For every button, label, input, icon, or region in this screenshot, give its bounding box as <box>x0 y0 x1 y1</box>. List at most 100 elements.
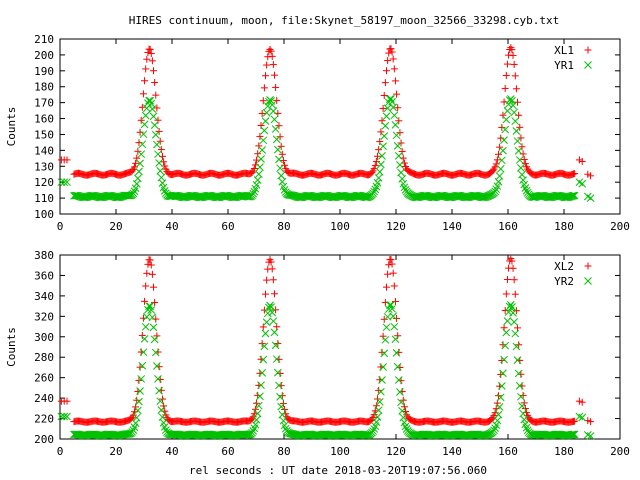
data-point <box>521 160 529 168</box>
x-tick-label: 0 <box>57 445 64 458</box>
data-point <box>156 397 165 406</box>
data-point <box>147 50 155 58</box>
top-panel: 0 20 40 60 80 100 120 140 160 180 200 100 110 120 130 1… <box>5 33 630 233</box>
edge-point <box>63 412 71 421</box>
data-point <box>496 393 505 402</box>
edge-point <box>586 432 595 440</box>
data-point <box>570 430 579 439</box>
data-point <box>387 255 395 263</box>
data-point <box>398 406 407 415</box>
data-point <box>512 127 521 135</box>
data-point <box>273 96 281 104</box>
data-point <box>252 181 261 189</box>
data-point <box>259 355 268 364</box>
data-point <box>382 323 391 332</box>
legend-marker <box>584 277 592 285</box>
data-point <box>510 60 518 68</box>
data-point <box>147 306 156 314</box>
data-point <box>141 322 150 331</box>
data-point <box>138 331 146 339</box>
data-point <box>267 47 275 55</box>
data-point <box>396 388 404 396</box>
data-point <box>249 427 258 435</box>
chart-title: HIRES continuum, moon, file:Skynet_58197… <box>129 14 559 27</box>
data-point <box>259 136 268 145</box>
data-point <box>384 57 392 65</box>
data-point <box>369 427 377 435</box>
data-point <box>389 269 397 277</box>
data-point <box>256 163 264 171</box>
data-point <box>128 167 136 175</box>
data-point <box>374 174 383 182</box>
data-point <box>390 282 398 290</box>
data-point <box>508 46 516 54</box>
x-tick-label: 140 <box>442 445 462 458</box>
data-point <box>510 108 519 117</box>
data-point <box>391 335 400 344</box>
data-point <box>385 301 394 309</box>
x-tick-label: 120 <box>386 445 406 458</box>
data-point <box>569 191 578 200</box>
data-point <box>501 84 509 92</box>
data-point <box>261 117 270 125</box>
data-point <box>153 140 161 149</box>
data-point <box>388 48 396 56</box>
data-point <box>376 138 384 146</box>
data-point <box>142 65 150 73</box>
data-point <box>378 152 386 160</box>
edge-point <box>587 418 595 426</box>
data-point <box>262 108 271 117</box>
data-point <box>131 184 140 193</box>
data-point <box>374 152 382 160</box>
y-tick-label: 220 <box>34 413 54 426</box>
data-point <box>512 307 520 315</box>
plot-frame <box>59 38 621 215</box>
data-point <box>489 167 497 175</box>
data-point <box>499 146 507 155</box>
data-point <box>508 257 516 265</box>
data-point <box>492 421 501 429</box>
data-point <box>155 386 163 395</box>
data-point <box>269 107 278 115</box>
data-point <box>141 111 150 120</box>
edge-point <box>57 412 66 421</box>
data-point <box>491 409 499 417</box>
legend-label: YR2 <box>554 275 574 288</box>
y-tick-label: 200 <box>34 49 54 62</box>
data-point <box>512 342 521 351</box>
data-point <box>278 392 286 400</box>
data-point <box>513 137 522 145</box>
data-point <box>133 174 142 183</box>
data-point <box>252 415 261 424</box>
y-tick-label: 130 <box>34 160 54 173</box>
y-tick-label: 110 <box>34 192 54 205</box>
data-point <box>260 342 269 351</box>
data-point <box>508 96 516 105</box>
data-point <box>253 156 261 164</box>
data-point <box>510 276 518 284</box>
data-point <box>390 65 398 73</box>
data-point <box>569 430 578 439</box>
data-point <box>380 315 388 323</box>
x-tick-label: 200 <box>610 220 630 233</box>
data-point <box>382 112 391 121</box>
data-point <box>129 189 138 198</box>
x-tick-label: 40 <box>165 220 178 233</box>
data-point <box>398 147 406 155</box>
data-point <box>140 120 149 129</box>
data-point <box>509 101 517 110</box>
data-point <box>148 57 156 65</box>
data-point <box>389 312 398 321</box>
data-point <box>379 363 387 371</box>
data-point <box>137 150 146 159</box>
data-point <box>378 376 386 384</box>
data-point <box>136 387 144 395</box>
data-point <box>263 276 271 284</box>
series-XL1 <box>57 44 595 180</box>
data-point <box>149 112 158 121</box>
data-point <box>154 150 162 159</box>
data-point <box>275 381 283 390</box>
y-tick-label: 200 <box>34 433 54 446</box>
data-point <box>276 164 284 173</box>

> _WORK INSTRUCTIONS_
Copy the lines above word for word, leaving out the picture.

> _ANSWER_
For every button, label, input, icon, or region in this screenshot, give its bounding box as <box>x0 y0 x1 y1</box>. List at most 100 elements.
data-point <box>521 160 529 168</box>
x-tick-label: 0 <box>57 445 64 458</box>
data-point <box>156 397 165 406</box>
data-point <box>147 50 155 58</box>
top-panel: 0 20 40 60 80 100 120 140 160 180 200 100 110 120 130 1… <box>5 33 630 233</box>
edge-point <box>63 412 71 421</box>
data-point <box>496 393 505 402</box>
edge-point <box>586 432 595 440</box>
data-point <box>570 430 579 439</box>
data-point <box>387 255 395 263</box>
data-point <box>398 406 407 415</box>
data-point <box>512 127 521 135</box>
data-point <box>273 96 281 104</box>
data-point <box>252 181 261 189</box>
data-point <box>259 355 268 364</box>
data-point <box>382 323 391 332</box>
legend-marker <box>584 277 592 285</box>
data-point <box>510 60 518 68</box>
data-point <box>147 306 156 314</box>
data-point <box>141 322 150 331</box>
data-point <box>138 331 146 339</box>
data-point <box>267 47 275 55</box>
data-point <box>396 388 404 396</box>
data-point <box>249 427 258 435</box>
chart-title: HIRES continuum, moon, file:Skynet_58197… <box>129 14 559 27</box>
data-point <box>259 136 268 145</box>
data-point <box>384 57 392 65</box>
data-point <box>369 427 377 435</box>
data-point <box>389 269 397 277</box>
data-point <box>256 163 264 171</box>
data-point <box>128 167 136 175</box>
data-point <box>374 174 383 182</box>
data-point <box>390 282 398 290</box>
data-point <box>508 46 516 54</box>
x-tick-label: 140 <box>442 445 462 458</box>
data-point <box>510 108 519 117</box>
data-point <box>391 335 400 344</box>
data-point <box>385 301 394 309</box>
x-tick-label: 120 <box>386 445 406 458</box>
data-point <box>569 191 578 200</box>
data-point <box>501 84 509 92</box>
data-point <box>261 117 270 125</box>
data-point <box>153 140 161 149</box>
data-point <box>388 48 396 56</box>
data-point <box>376 138 384 146</box>
data-point <box>142 65 150 73</box>
data-point <box>378 152 386 160</box>
edge-point <box>587 418 595 426</box>
data-point <box>262 108 271 117</box>
data-point <box>131 184 140 193</box>
data-point <box>374 152 382 160</box>
y-tick-label: 220 <box>34 413 54 426</box>
data-point <box>512 307 520 315</box>
plot-frame <box>59 38 621 215</box>
data-point <box>489 167 497 175</box>
data-point <box>499 146 507 155</box>
data-point <box>508 257 516 265</box>
data-point <box>492 421 501 429</box>
data-point <box>155 386 163 395</box>
data-point <box>269 107 278 115</box>
data-point <box>141 111 150 120</box>
edge-point <box>57 412 66 421</box>
data-point <box>491 409 499 417</box>
legend-label: YR2 <box>554 275 574 288</box>
y-tick-label: 200 <box>34 49 54 62</box>
data-point <box>512 342 521 351</box>
data-point <box>278 392 286 400</box>
data-point <box>513 137 522 145</box>
data-point <box>133 174 142 183</box>
data-point <box>252 415 261 424</box>
y-tick-label: 130 <box>34 160 54 173</box>
y-tick-label: 110 <box>34 192 54 205</box>
data-point <box>260 342 269 351</box>
data-point <box>508 96 516 105</box>
data-point <box>253 156 261 164</box>
data-point <box>510 276 518 284</box>
data-point <box>390 65 398 73</box>
data-point <box>569 430 578 439</box>
data-point <box>380 315 388 323</box>
x-tick-label: 200 <box>610 220 630 233</box>
data-point <box>382 112 391 121</box>
data-point <box>129 189 138 198</box>
x-tick-label: 40 <box>165 220 178 233</box>
data-point <box>398 147 406 155</box>
data-point <box>140 120 149 129</box>
data-point <box>509 101 517 110</box>
data-point <box>148 57 156 65</box>
data-point <box>389 312 398 321</box>
data-point <box>379 363 387 371</box>
data-point <box>137 150 146 159</box>
data-point <box>378 376 386 384</box>
data-point <box>136 387 144 395</box>
data-point <box>263 276 271 284</box>
series-XL1 <box>57 44 595 180</box>
data-point <box>149 112 158 121</box>
data-point <box>154 150 162 159</box>
data-point <box>275 381 283 390</box>
y-tick-label: 200 <box>34 433 54 446</box>
data-point <box>276 164 284 173</box>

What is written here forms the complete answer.